OBJECTIVE.
Return a copy of each line that holds the string "西至西昌路".

DATASET RECORDS.
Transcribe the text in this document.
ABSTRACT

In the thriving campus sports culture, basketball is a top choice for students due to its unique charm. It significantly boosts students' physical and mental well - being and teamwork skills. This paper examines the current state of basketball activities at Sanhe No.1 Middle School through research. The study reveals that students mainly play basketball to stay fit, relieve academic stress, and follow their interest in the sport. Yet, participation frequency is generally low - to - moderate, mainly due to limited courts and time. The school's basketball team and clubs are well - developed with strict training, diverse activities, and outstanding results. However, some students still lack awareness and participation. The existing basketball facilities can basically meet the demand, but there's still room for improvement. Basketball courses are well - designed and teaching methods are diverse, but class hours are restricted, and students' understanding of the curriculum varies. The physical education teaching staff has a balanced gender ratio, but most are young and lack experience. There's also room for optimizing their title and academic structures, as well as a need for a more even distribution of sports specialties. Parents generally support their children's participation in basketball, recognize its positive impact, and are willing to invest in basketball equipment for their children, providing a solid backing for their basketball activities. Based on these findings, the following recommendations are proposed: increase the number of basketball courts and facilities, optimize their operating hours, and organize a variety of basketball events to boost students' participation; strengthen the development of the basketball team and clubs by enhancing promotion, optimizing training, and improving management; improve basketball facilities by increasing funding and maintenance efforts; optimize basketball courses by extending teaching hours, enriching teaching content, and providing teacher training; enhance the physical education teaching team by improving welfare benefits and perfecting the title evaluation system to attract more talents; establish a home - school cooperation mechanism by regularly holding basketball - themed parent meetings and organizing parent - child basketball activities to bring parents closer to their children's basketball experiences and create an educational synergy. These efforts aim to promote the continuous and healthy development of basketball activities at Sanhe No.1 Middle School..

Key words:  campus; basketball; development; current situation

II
...
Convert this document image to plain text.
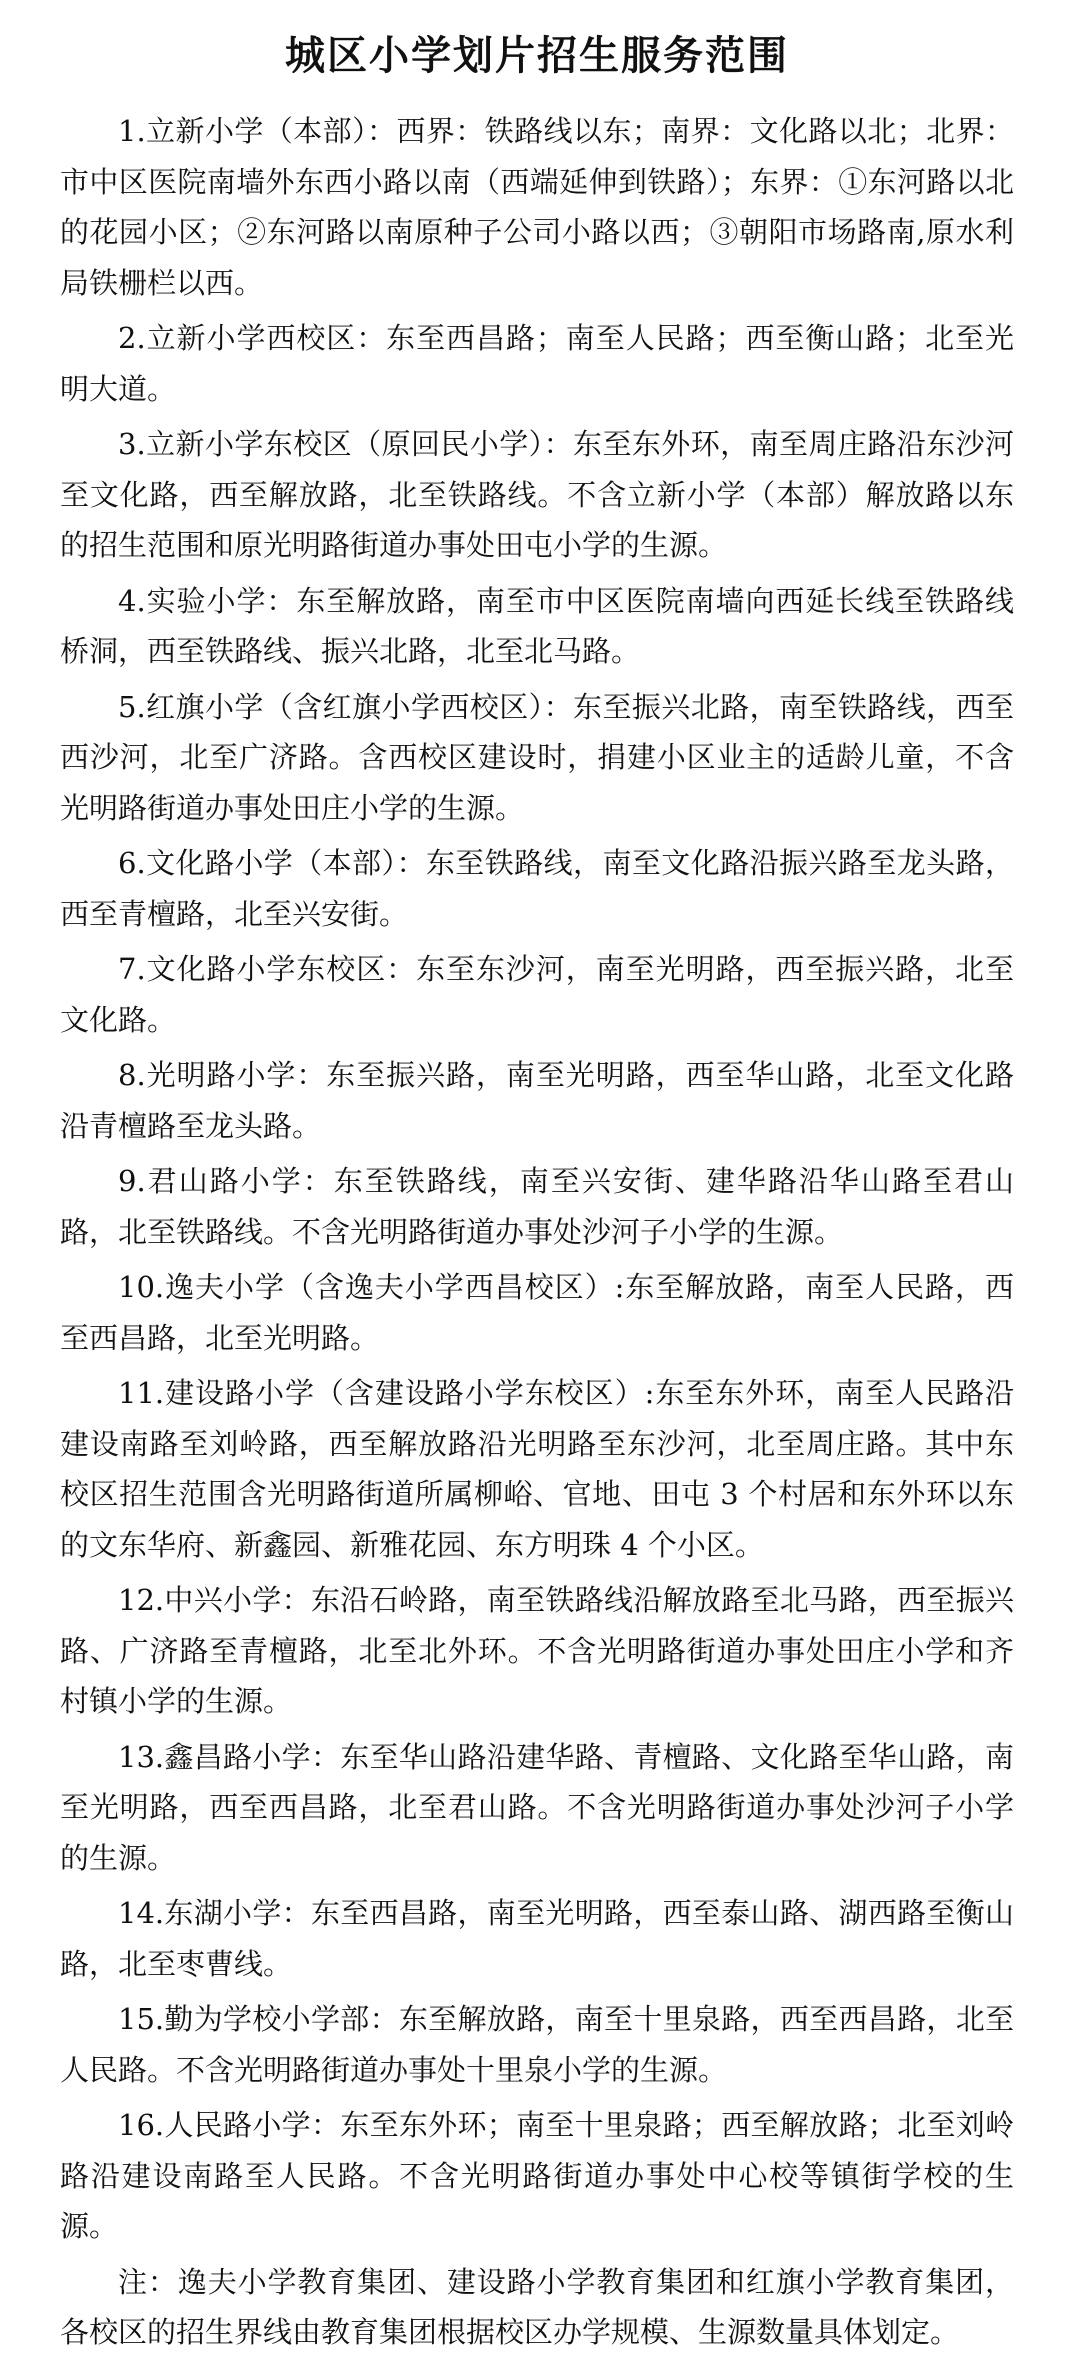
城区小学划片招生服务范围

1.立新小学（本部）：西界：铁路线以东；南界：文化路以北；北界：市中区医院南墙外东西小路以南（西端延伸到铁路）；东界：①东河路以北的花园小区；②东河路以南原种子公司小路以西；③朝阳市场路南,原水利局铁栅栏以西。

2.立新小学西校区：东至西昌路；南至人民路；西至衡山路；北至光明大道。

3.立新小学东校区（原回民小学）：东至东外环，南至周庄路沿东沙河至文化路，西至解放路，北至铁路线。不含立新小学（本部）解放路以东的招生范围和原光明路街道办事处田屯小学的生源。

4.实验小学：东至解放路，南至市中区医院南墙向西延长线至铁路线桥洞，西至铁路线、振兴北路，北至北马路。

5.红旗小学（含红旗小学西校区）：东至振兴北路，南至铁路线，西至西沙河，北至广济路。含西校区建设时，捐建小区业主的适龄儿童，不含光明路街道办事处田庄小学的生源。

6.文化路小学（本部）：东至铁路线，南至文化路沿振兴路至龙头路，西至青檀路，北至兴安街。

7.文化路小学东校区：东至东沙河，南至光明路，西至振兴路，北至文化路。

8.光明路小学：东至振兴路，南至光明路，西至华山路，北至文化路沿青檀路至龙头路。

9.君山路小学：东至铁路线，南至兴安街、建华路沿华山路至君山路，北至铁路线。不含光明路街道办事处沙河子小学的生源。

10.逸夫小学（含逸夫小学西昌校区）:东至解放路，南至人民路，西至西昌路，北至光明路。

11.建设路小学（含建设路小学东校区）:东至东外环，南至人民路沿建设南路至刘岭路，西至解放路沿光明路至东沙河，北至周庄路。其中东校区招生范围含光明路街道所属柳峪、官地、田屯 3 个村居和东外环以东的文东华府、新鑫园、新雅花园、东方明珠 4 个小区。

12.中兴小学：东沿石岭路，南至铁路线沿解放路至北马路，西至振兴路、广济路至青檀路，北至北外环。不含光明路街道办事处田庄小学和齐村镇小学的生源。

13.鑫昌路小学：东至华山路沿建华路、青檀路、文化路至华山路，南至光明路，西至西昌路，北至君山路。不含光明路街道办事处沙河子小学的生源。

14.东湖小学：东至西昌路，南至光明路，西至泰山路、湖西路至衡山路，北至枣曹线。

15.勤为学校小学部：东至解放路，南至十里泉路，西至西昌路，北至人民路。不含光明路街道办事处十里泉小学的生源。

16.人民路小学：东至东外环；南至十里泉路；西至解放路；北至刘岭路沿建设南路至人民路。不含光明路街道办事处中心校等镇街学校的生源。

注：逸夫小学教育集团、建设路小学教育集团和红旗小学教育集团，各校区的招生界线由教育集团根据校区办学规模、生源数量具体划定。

RESPONSE BELOW.
10.逸夫小学（含逸夫小学西昌校区）:东至解放路，南至人民路，西至西昌路，北至光明路。
13.鑫昌路小学：东至华山路沿建华路、青檀路、文化路至华山路，南至光明路，西至西昌路，北至君山路。不含光明路街道办事处沙河子小学的生源。
15.勤为学校小学部：东至解放路，南至十里泉路，西至西昌路，北至人民路。不含光明路街道办事处十里泉小学的生源。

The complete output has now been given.